+++ MATERIAL TO PROCESS
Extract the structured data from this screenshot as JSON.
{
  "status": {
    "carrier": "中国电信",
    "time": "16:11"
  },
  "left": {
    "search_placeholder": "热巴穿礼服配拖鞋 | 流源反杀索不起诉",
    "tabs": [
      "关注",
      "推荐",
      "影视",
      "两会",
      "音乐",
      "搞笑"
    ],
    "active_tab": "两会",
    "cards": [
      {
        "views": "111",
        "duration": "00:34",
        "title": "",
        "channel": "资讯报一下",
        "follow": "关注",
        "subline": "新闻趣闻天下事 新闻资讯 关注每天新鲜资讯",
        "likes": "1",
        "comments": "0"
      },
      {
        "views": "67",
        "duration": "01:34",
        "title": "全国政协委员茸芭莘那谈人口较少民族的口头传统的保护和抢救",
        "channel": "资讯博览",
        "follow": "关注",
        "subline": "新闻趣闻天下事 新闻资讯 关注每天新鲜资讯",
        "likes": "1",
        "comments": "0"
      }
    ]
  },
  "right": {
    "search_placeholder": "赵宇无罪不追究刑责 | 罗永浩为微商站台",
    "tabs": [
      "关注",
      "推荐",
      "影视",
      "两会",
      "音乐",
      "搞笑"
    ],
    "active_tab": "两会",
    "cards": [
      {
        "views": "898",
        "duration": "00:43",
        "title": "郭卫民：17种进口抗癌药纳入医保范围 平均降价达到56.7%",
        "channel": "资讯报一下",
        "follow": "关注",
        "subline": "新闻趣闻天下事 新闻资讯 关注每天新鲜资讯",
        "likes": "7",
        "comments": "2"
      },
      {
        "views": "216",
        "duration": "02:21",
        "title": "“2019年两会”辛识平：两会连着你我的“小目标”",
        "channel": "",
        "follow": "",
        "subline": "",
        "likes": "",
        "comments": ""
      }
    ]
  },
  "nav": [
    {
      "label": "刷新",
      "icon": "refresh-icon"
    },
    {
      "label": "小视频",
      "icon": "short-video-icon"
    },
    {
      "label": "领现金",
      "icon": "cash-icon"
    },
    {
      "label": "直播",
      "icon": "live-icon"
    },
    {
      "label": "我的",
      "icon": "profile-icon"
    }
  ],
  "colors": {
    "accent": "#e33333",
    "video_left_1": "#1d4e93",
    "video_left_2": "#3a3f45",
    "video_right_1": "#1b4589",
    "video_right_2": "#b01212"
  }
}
++++++
— TASK DIRECTIONS —
Say how many lines above contain the string "title". Answer with the number only.

— THE RESPONSE —
4